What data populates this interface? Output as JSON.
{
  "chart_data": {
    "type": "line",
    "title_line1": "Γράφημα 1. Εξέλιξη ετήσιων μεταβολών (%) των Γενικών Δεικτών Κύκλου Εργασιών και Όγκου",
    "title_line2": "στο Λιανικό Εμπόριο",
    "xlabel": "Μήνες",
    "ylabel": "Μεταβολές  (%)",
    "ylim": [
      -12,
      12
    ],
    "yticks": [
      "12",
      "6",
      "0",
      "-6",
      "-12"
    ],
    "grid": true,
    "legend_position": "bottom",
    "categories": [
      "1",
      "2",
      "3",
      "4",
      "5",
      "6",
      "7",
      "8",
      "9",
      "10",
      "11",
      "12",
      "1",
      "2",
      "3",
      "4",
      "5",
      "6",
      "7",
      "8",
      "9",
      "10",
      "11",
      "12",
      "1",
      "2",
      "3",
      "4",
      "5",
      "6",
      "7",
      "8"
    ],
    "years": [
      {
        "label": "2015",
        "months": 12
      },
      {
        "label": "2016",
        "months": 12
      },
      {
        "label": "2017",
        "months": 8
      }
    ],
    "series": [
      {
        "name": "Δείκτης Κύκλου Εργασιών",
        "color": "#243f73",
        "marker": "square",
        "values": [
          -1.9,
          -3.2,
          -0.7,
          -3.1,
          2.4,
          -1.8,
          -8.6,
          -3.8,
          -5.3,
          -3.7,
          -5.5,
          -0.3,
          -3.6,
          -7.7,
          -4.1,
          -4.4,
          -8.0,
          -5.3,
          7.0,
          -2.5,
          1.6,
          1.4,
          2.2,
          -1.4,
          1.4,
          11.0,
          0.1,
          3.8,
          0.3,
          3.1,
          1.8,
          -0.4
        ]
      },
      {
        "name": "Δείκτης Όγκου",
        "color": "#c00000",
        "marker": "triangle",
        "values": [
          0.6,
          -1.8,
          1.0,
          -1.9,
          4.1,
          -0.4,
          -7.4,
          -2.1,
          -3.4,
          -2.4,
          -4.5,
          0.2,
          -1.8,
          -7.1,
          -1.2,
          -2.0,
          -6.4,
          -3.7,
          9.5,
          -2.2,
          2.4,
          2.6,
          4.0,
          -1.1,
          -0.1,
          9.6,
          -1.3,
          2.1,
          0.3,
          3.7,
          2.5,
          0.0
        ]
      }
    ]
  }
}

☆ ☆ ☆ ☆ ☆

## Task to carry out
Your task is to print the whole listing again exactly.

## Solution to the problem
What data populates this interface? Output as JSON.
{
  "chart_data": {
    "type": "line",
    "title_line1": "Γράφημα 1. Εξέλιξη ετήσιων μεταβολών (%) των Γενικών Δεικτών Κύκλου Εργασιών και Όγκου",
    "title_line2": "στο Λιανικό Εμπόριο",
    "xlabel": "Μήνες",
    "ylabel": "Μεταβολές  (%)",
    "ylim": [
      -12,
      12
    ],
    "yticks": [
      "12",
      "6",
      "0",
      "-6",
      "-12"
    ],
    "grid": true,
    "legend_position": "bottom",
    "categories": [
      "1",
      "2",
      "3",
      "4",
      "5",
      "6",
      "7",
      "8",
      "9",
      "10",
      "11",
      "12",
      "1",
      "2",
      "3",
      "4",
      "5",
      "6",
      "7",
      "8",
      "9",
      "10",
      "11",
      "12",
      "1",
      "2",
      "3",
      "4",
      "5",
      "6",
      "7",
      "8"
    ],
    "years": [
      {
        "label": "2015",
        "months": 12
      },
      {
        "label": "2016",
        "months": 12
      },
      {
        "label": "2017",
        "months": 8
      }
    ],
    "series": [
      {
        "name": "Δείκτης Κύκλου Εργασιών",
        "color": "#243f73",
        "marker": "square",
        "values": [
          -1.9,
          -3.2,
          -0.7,
          -3.1,
          2.4,
          -1.8,
          -8.6,
          -3.8,
          -5.3,
          -3.7,
          -5.5,
          -0.3,
          -3.6,
          -7.7,
          -4.1,
          -4.4,
          -8.0,
          -5.3,
          7.0,
          -2.5,
          1.6,
          1.4,
          2.2,
          -1.4,
          1.4,
          11.0,
          0.1,
          3.8,
          0.3,
          3.1,
          1.8,
          -0.4
        ]
      },
      {
        "name": "Δείκτης Όγκου",
        "color": "#c00000",
        "marker": "triangle",
        "values": [
          0.6,
          -1.8,
          1.0,
          -1.9,
          4.1,
          -0.4,
          -7.4,
          -2.1,
          -3.4,
          -2.4,
          -4.5,
          0.2,
          -1.8,
          -7.1,
          -1.2,
          -2.0,
          -6.4,
          -3.7,
          9.5,
          -2.2,
          2.4,
          2.6,
          4.0,
          -1.1,
          -0.1,
          9.6,
          -1.3,
          2.1,
          0.3,
          3.7,
          2.5,
          0.0
        ]
      }
    ]
  }
}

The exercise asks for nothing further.